__Written task__: Convert the stretch of the listing from the line containing "content-row: Terpene derivatives" through the line containing "UI element localization: list" into a JSON list of strings, one string per line, with both end lines included and blank lines left out.

**********

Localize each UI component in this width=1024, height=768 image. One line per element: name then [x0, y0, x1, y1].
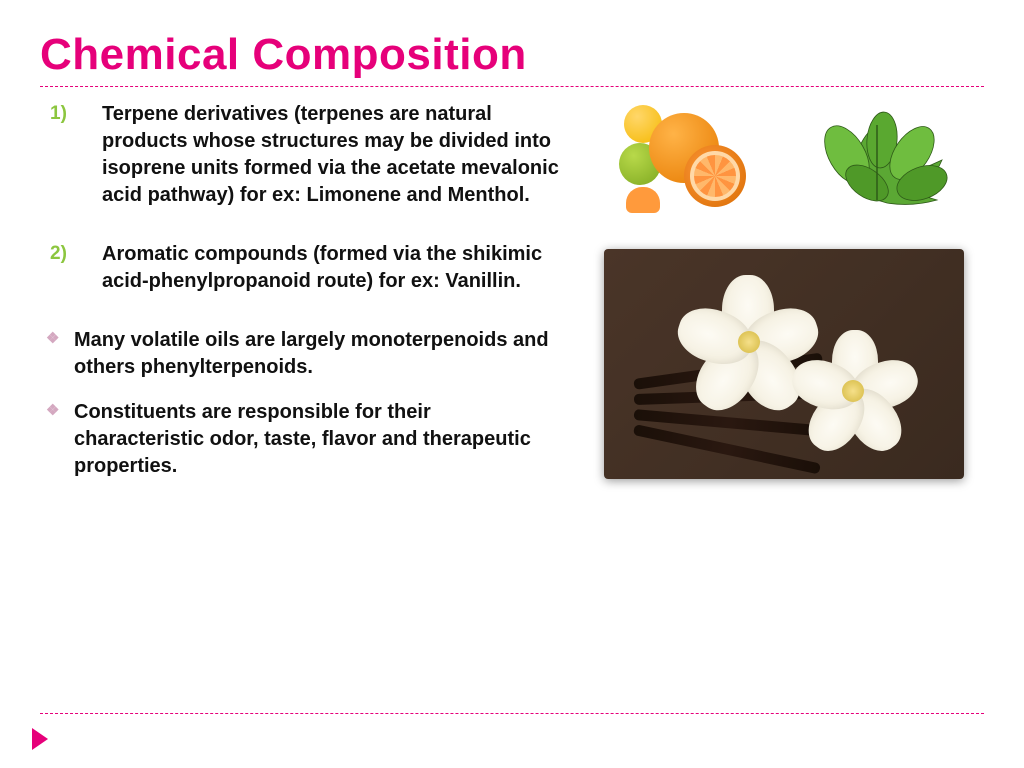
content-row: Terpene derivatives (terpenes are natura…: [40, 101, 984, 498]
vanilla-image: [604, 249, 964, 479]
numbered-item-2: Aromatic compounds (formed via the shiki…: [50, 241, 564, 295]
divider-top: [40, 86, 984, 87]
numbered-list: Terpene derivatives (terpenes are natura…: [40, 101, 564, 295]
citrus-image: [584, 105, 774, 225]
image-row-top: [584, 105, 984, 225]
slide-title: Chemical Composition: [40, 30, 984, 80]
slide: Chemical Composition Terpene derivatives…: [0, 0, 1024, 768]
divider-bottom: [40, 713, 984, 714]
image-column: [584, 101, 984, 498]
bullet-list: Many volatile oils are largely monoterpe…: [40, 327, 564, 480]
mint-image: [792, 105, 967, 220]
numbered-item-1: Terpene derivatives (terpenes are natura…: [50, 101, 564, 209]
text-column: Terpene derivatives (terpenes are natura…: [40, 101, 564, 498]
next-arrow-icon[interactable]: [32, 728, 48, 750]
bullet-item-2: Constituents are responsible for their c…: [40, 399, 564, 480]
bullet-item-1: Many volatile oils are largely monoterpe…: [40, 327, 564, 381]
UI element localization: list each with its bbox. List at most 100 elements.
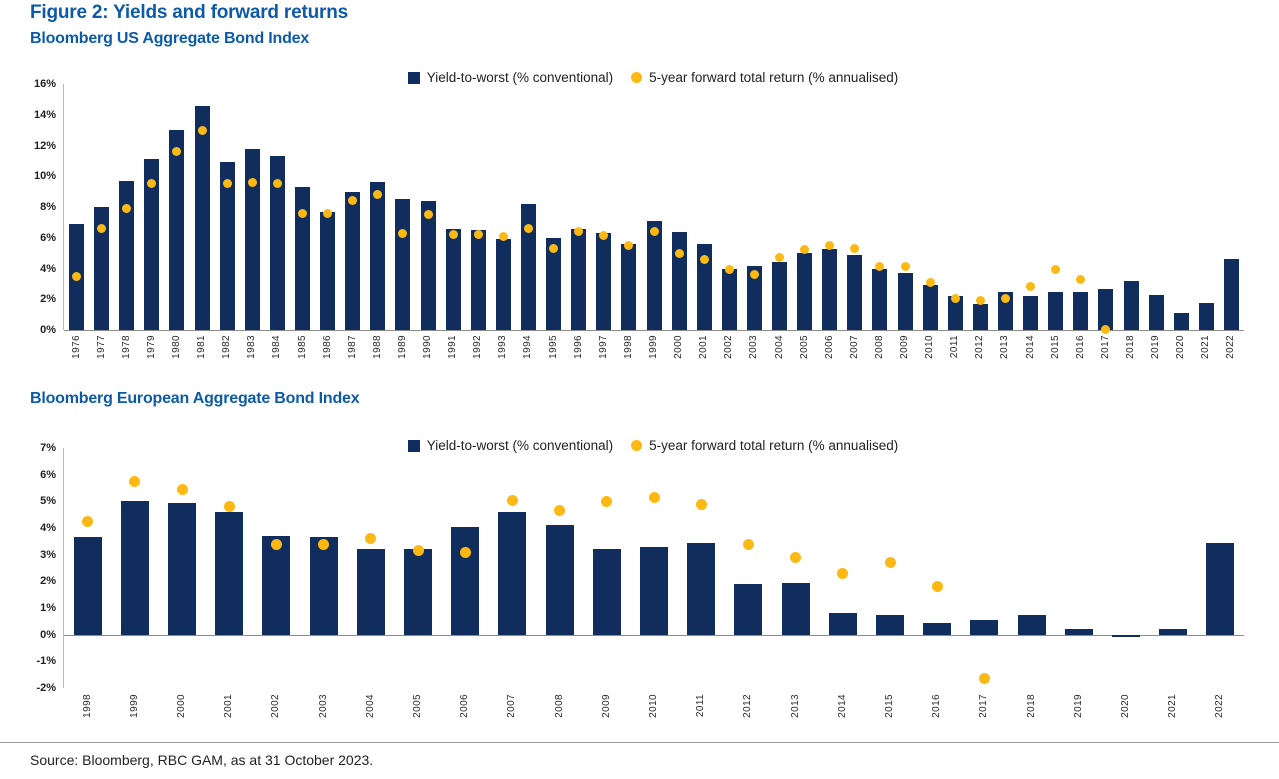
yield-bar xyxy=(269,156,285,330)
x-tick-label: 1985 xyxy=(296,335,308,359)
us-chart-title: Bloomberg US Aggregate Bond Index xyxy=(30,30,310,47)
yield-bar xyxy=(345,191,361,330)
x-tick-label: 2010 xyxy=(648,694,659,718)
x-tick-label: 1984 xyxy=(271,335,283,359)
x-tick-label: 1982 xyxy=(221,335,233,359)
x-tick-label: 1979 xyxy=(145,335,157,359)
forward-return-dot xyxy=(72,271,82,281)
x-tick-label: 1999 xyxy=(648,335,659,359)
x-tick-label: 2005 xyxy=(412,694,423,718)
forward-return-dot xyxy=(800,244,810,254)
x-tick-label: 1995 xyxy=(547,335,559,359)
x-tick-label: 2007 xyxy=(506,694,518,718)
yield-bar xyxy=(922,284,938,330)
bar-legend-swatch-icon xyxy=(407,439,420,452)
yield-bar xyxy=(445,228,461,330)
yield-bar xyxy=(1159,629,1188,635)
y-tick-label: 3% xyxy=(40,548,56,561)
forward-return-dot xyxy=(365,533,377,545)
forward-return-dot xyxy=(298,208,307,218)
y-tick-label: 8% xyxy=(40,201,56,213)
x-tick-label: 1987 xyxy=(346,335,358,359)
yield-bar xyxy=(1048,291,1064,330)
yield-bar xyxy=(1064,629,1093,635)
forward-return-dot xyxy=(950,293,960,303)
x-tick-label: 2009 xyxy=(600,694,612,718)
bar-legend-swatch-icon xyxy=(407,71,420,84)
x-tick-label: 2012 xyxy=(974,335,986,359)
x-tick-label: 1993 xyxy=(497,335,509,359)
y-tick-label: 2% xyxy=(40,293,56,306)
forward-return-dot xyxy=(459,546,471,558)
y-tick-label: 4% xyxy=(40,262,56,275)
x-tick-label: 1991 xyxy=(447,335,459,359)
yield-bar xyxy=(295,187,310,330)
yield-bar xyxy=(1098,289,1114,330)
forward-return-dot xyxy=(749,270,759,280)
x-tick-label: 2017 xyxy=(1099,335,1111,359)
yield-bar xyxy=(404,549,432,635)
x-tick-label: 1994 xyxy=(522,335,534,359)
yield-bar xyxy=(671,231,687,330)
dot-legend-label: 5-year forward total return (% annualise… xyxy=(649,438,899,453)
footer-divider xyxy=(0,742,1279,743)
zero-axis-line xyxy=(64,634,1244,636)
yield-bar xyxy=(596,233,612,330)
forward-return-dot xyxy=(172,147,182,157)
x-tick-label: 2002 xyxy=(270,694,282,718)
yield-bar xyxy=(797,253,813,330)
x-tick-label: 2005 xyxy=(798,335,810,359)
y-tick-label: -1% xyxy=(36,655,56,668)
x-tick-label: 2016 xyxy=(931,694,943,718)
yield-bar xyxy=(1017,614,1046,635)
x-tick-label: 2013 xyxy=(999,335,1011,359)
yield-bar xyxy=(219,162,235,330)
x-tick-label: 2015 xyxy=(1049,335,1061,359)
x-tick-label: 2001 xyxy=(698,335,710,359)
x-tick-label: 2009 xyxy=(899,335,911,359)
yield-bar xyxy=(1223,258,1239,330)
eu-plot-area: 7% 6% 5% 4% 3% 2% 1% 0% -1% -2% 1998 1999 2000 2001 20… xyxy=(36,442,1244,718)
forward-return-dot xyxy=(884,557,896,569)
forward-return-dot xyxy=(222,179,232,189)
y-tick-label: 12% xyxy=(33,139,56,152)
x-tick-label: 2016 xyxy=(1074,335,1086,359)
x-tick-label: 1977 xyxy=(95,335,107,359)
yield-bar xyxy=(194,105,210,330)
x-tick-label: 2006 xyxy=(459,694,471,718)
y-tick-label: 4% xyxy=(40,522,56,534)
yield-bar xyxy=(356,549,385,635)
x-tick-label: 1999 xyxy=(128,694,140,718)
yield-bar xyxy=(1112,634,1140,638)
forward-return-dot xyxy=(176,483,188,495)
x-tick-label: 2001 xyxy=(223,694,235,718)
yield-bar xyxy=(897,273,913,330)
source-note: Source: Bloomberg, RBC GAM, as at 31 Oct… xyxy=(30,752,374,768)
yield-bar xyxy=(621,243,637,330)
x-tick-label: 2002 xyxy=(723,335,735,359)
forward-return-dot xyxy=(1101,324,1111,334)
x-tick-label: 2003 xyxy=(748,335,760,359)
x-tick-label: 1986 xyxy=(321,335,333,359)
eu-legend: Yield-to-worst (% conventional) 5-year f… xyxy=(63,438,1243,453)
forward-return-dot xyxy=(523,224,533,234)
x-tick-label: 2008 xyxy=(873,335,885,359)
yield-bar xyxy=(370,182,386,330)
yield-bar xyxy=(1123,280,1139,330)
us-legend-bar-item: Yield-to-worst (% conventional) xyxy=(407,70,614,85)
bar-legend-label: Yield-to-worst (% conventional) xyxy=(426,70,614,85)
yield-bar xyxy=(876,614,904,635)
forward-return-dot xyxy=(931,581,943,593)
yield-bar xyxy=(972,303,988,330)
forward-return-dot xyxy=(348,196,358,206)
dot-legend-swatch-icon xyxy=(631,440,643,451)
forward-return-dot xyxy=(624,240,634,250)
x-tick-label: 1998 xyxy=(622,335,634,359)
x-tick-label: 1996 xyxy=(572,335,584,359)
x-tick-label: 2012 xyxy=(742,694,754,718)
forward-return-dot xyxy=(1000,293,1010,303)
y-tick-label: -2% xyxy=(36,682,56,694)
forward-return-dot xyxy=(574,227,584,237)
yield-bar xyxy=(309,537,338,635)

**********

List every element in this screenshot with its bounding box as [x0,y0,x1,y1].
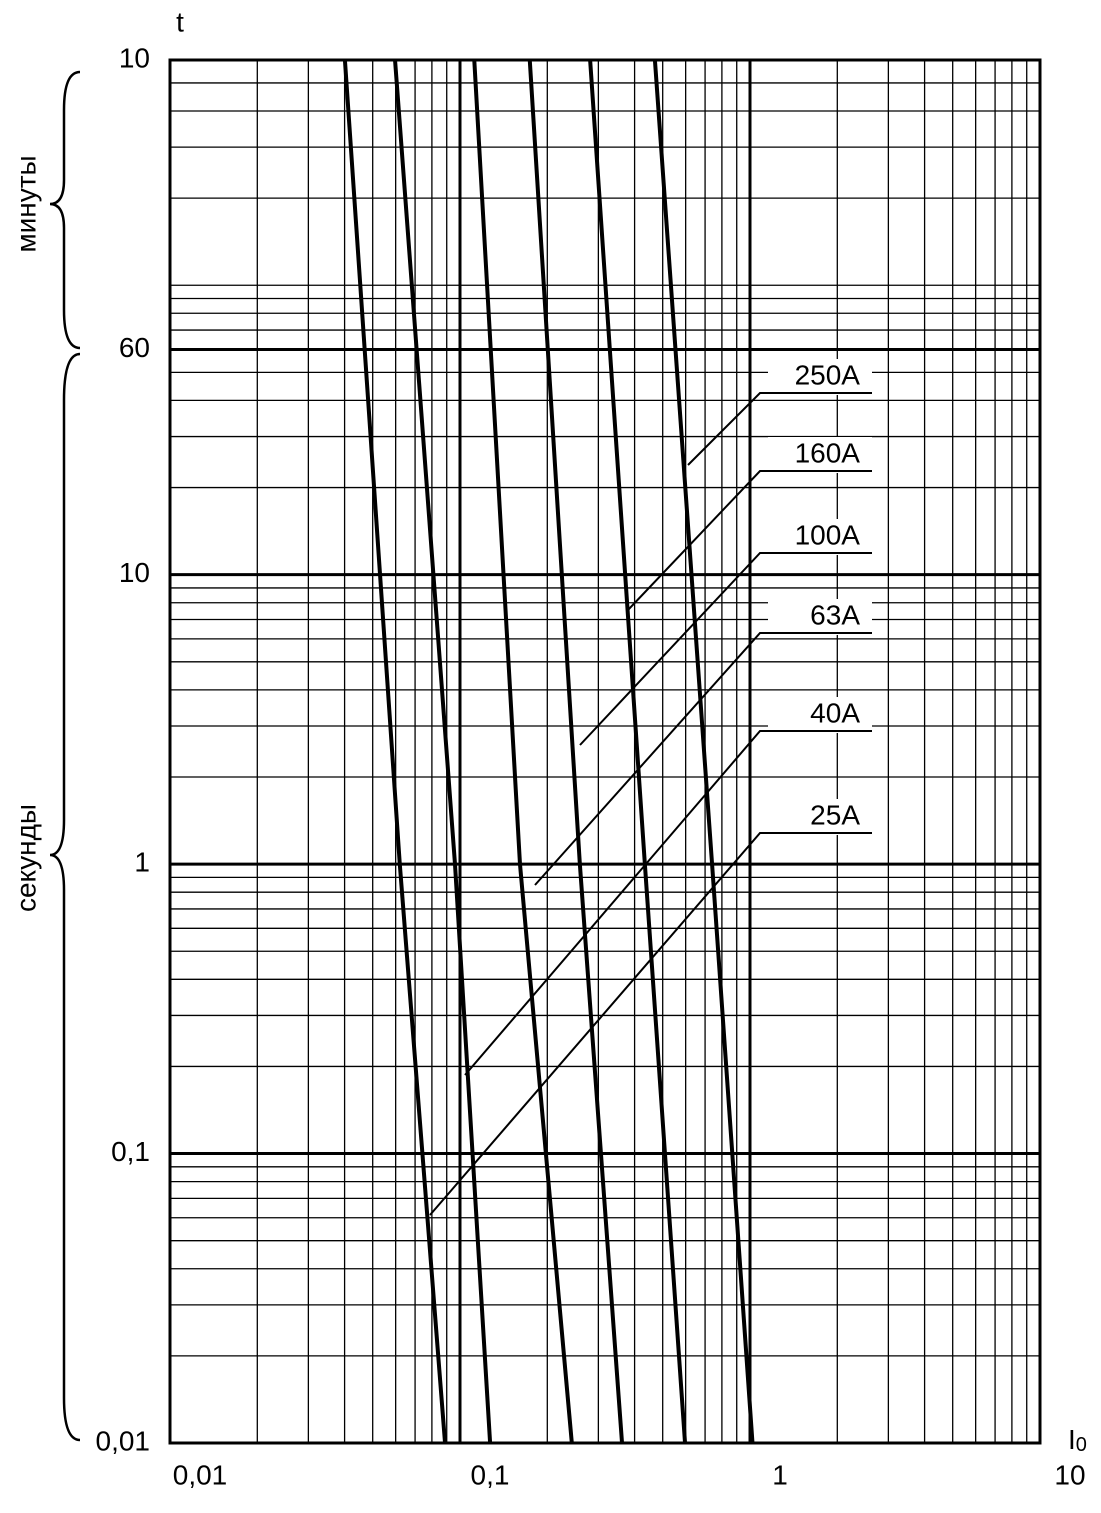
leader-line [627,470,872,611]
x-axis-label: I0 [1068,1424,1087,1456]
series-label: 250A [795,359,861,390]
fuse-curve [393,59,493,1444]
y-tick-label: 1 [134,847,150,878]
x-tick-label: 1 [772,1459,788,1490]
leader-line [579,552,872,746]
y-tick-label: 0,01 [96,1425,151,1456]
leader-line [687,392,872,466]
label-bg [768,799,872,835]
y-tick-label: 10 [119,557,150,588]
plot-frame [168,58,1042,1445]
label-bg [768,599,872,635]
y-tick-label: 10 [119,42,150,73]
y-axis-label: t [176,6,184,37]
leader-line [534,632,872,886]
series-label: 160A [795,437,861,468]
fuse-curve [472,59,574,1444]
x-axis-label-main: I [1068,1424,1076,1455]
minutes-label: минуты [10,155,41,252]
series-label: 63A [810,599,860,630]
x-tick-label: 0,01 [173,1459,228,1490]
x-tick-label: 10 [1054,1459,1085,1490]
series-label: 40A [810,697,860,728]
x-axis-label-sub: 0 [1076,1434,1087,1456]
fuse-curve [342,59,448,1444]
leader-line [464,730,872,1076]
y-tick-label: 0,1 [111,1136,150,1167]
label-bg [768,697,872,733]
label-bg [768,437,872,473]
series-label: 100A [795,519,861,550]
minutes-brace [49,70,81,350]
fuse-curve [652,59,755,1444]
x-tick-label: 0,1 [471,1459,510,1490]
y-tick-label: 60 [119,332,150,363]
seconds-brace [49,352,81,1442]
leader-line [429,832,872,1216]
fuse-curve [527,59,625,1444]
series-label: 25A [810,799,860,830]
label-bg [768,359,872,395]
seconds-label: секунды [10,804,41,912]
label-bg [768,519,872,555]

**********

__Answer to the problem__:
[
  "content-row: Terpene derivatives (terpenes are natura…: [40, 101, 984, 498]",
  "vanilla-image: [604, 249, 964, 479]",
  "numbered-item-2: Aromatic compounds (formed via the shiki…: [50, 241, 564, 295]",
  "divider-top: [40, 86, 984, 87]",
  "numbered-list: Terpene derivatives (terpenes are natura…: [40, 101, 564, 295]",
  "citrus-image: [584, 105, 774, 225]",
  "image-row-top: [584, 105, 984, 225]",
  "slide-title: Chemical Composition: [40, 30, 984, 80]",
  "slide: Chemical Composition Terpene derivatives…: [0, 0, 1024, 768]",
  "divider-bottom: [40, 713, 984, 714]",
  "image-column: [584, 101, 984, 498]",
  "bullet-list: Many volatile oils are largely monoterpe…: [40, 327, 564, 480]",
  "mint-image: [792, 105, 967, 220]",
  "numbered-item-1: Terpene derivatives (terpenes are natura…: [50, 101, 564, 209]",
  "text-column: Terpene derivatives (terpenes are natura…: [40, 101, 564, 498]",
  "next-arrow-icon[interactable]: [32, 728, 48, 750]",
  "bullet-item-2: Constituents are responsible for their c…: [40, 399, 564, 480]",
  "bullet-item-1: Many volatile oils are largely monoterpe…: [40, 327, 564, 381]",
  "UI element localization: list each with its bbox. List at most 100 elements."
]